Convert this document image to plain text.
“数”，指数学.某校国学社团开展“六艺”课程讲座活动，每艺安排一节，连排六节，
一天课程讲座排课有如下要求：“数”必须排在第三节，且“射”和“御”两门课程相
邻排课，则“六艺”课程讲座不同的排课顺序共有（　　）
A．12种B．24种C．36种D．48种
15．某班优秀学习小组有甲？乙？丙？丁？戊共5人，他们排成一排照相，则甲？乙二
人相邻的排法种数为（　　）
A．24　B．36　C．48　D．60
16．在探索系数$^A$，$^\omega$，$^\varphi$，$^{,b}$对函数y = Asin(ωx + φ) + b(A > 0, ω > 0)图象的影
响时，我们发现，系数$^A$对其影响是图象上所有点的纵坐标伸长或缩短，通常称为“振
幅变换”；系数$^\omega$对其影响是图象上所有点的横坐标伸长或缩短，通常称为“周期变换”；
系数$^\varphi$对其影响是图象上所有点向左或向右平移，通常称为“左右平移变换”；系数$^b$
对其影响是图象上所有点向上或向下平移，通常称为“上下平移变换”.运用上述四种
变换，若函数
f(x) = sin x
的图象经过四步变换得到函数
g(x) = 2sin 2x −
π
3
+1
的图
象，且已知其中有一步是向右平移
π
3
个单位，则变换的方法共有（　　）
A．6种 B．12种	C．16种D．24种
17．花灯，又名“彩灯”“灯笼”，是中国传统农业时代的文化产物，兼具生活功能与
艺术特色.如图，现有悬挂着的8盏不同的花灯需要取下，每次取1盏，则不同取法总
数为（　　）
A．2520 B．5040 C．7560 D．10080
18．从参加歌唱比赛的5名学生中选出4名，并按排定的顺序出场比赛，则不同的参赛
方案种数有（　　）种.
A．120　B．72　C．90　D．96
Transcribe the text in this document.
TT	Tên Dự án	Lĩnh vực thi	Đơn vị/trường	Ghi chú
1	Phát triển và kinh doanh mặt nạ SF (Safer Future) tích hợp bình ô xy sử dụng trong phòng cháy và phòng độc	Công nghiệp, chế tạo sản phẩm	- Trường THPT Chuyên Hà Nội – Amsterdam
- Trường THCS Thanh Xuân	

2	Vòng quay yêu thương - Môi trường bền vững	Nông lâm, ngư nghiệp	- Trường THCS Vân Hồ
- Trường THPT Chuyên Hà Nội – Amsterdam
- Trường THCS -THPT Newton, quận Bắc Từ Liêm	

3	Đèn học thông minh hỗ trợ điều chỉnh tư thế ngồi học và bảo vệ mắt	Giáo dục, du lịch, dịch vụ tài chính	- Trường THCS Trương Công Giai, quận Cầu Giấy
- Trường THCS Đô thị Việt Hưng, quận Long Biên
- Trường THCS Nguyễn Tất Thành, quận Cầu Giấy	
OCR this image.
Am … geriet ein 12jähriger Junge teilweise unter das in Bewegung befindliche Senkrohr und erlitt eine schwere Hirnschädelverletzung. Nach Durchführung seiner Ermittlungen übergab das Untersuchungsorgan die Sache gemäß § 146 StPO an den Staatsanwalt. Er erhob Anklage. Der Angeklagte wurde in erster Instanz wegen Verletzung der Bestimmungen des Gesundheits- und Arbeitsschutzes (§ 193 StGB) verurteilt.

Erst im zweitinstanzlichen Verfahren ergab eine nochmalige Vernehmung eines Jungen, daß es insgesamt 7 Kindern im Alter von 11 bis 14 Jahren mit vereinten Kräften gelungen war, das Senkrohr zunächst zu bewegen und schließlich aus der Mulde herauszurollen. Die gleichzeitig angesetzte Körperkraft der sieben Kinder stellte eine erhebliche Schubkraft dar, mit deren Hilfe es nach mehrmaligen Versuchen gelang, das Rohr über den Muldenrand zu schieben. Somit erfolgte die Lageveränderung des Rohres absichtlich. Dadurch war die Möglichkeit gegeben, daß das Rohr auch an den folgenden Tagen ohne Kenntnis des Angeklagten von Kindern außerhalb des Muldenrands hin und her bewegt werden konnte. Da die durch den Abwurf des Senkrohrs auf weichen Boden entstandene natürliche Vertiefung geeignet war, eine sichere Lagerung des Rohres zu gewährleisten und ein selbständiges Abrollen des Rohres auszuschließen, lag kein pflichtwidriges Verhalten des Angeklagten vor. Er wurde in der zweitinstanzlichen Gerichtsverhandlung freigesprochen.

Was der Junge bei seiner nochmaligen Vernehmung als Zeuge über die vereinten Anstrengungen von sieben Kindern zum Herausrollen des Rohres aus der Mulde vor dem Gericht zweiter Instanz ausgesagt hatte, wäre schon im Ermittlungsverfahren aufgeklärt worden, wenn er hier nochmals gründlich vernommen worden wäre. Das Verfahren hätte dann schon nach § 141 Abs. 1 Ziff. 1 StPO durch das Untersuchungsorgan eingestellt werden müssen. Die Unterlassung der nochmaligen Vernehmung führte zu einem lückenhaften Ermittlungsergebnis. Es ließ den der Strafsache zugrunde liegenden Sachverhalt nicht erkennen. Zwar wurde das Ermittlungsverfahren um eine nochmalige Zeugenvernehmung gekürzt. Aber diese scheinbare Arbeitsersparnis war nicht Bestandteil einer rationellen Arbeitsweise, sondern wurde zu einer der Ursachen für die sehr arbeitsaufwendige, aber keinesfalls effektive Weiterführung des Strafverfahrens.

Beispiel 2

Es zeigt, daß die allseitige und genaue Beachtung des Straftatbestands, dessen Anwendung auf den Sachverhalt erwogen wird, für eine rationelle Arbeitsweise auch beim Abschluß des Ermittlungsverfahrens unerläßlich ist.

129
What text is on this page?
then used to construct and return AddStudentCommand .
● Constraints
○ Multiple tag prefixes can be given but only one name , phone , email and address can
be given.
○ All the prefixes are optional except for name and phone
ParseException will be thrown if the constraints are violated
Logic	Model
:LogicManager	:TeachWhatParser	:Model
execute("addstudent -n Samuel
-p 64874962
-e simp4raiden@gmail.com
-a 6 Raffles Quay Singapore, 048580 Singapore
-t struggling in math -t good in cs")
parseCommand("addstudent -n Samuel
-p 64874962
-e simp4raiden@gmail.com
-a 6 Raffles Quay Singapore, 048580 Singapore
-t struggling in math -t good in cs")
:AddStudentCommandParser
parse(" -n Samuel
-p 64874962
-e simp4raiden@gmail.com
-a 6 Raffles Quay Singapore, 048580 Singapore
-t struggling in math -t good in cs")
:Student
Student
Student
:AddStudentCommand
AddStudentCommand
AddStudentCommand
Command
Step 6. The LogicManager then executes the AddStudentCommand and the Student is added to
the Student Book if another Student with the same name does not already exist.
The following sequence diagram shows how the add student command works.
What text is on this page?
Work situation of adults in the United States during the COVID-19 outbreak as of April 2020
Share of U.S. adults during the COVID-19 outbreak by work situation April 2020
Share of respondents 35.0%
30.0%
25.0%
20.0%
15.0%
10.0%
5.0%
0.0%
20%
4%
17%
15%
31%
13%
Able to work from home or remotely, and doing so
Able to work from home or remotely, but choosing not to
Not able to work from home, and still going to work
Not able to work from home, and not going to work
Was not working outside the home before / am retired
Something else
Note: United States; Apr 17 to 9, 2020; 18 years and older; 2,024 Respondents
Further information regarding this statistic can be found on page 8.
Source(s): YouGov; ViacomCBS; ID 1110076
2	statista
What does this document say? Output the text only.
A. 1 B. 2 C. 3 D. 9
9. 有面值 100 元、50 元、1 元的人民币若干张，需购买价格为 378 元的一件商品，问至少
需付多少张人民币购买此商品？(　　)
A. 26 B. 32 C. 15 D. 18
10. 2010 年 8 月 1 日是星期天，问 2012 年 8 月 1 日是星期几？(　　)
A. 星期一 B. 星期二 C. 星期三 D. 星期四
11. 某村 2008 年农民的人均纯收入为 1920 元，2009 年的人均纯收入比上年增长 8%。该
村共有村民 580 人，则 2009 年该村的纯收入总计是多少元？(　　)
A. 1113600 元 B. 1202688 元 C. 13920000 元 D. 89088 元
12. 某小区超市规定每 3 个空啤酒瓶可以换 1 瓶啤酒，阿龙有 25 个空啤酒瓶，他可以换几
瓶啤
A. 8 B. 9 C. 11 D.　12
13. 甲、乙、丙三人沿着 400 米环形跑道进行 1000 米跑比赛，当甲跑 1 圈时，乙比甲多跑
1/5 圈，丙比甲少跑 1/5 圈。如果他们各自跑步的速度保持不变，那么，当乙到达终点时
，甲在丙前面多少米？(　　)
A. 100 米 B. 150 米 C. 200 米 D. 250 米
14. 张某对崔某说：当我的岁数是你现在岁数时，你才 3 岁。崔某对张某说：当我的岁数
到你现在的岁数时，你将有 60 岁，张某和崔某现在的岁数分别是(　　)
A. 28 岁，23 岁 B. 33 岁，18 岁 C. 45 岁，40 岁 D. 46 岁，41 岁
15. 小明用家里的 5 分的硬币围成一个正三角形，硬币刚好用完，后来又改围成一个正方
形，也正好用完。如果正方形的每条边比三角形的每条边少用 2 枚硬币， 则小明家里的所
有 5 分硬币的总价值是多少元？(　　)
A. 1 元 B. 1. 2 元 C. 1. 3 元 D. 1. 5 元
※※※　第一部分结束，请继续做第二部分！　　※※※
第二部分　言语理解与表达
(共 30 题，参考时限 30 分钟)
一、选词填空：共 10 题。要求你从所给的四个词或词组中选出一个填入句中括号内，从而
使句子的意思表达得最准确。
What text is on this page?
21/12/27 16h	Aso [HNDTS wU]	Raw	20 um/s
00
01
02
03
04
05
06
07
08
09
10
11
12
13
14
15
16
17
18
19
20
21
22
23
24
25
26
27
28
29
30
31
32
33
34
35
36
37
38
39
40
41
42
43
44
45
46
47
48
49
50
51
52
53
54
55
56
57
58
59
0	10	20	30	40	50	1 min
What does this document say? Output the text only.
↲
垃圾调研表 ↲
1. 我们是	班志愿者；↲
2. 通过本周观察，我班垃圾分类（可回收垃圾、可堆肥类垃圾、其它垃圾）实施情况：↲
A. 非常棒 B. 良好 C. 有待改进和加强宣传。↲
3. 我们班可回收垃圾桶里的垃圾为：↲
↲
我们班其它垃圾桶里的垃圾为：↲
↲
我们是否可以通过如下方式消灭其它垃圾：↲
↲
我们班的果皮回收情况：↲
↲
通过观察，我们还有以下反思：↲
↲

....

Copy all the lines above that hold the string "outbreak".

Work situation of adults in the United States during the COVID-19 outbreak as of April 2020
Share of U.S. adults during the COVID-19 outbreak by work situation April 2020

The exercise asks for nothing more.